Teks Halaman:
****************

Maka kemudian, ketika kurikulum Merdeka diperkenalkan, ada kesan ruang kebebasan dalam Kurikulum Merdeka seperti berhadap-hadapan dengan pelajaran agama dan budi pekerti yang desain dasarnya pada ruang etika sosial. Dengan kata lain, dua pelajaran ini seperti menganulir ruang kemerdekaan individu dalam desain Merdeka Belajar. Bagaimana pilihan-pilihan individu terhadap sumber dan media belajar akan terakomodasi dalam ruang disiplin ilmu agama dan budi pekerti?
Para filsuf kebebasan individu mulai dari Isaiyah Berlin (1909 -1997) sampai pemenang Nobel ekonomi dari Benggala, Amartya Sen (1985) sepakat untuk satu hal tentang kebebasan individu. Menurut Berlin, pada setiap pilihan rasional individu itu, sebenarnya dapat dipastikan mengandung nilai-nilai yang baik—meskipun bisa terjebak dalam ruang keburukan.
Karenanya, pilihan tersebut dapat diakui dan diteruskan sebagai pilihan pribadi yang ada di ruang bersama. Amartya Sen menyebut, betapapun akan ada self interest maximization pada seseorang yang dibebaskan untuk memilih dan menentukan sikapnya, tetapi pada pilihan rasional seseorang, akhirnya akan menuju pada kesepakatan-kesepakatan bersama.

****************

Data Tersedia:
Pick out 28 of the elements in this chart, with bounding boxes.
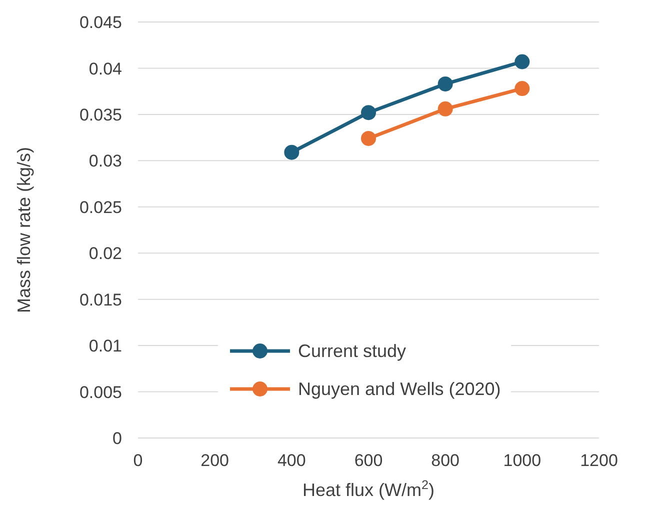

****************

Tujuan 1:
Salin bagian teks tentang Kurikulum Merdeka dan kebebasan individu, mulai dari "Maka kemudian, ketika" sampai dengan "dalam ruang keburukan.".
Tujuan 2:
Teruskan tulisan tentang Kurikulum Merdeka dan kebebasan individu, mulai sesudah kalimat terakhirnya.

Jawaban Tugas 1:
Maka kemudian, ketika kurikulum Merdeka diperkenalkan, ada kesan ruang kebebasan dalam Kurikulum Merdeka seperti berhadap-hadapan dengan pelajaran agama dan budi pekerti yang desain dasarnya pada ruang etika sosial. Dengan kata lain, dua pelajaran ini seperti menganulir ruang kemerdekaan individu dalam desain Merdeka Belajar. Bagaimana pilihan-pilihan individu terhadap sumber dan media belajar akan terakomodasi dalam ruang disiplin ilmu agama dan budi pekerti?
Para filsuf kebebasan individu mulai dari Isaiyah Berlin (1909 -1997) sampai pemenang Nobel ekonomi dari Benggala, Amartya Sen (1985) sepakat untuk satu hal tentang kebebasan individu. Menurut Berlin, pada setiap pilihan rasional individu itu, sebenarnya dapat dipastikan mengandung nilai-nilai yang baik—meskipun bisa terjebak dalam ruang keburukan.

Jawaban Tugas 2:
Artinya membangun kontruksi pilihan rasional seseorang menjadi penting. Pilihan media belajar, sumber belajar dan metode belajar dari siswa, dapat dianggap sebagai pilihan rasional, selama diperoleh dengan cara-cara yang tidak menyalahi aturan. Artinya, harus ada pengakuan dan penerimaan secara terbuka pada penyelenggara pendidikan terhadap pilihan-pilihan siswa.
Contohnya, untuk pelajaran agama Islam, tidak boleh ada pembatasan terhadap siswa dalam menentukan bahan bacaan keagamaan, eksplorasi materi keagamaan meskipun akan berpengaruh pada sikap dan cara pandang keagamaannya. Ini adalah konsekuensi dari penerapan Kurikulum Merdeka dan konsekuensi logis dari pilihan-pilihan individu.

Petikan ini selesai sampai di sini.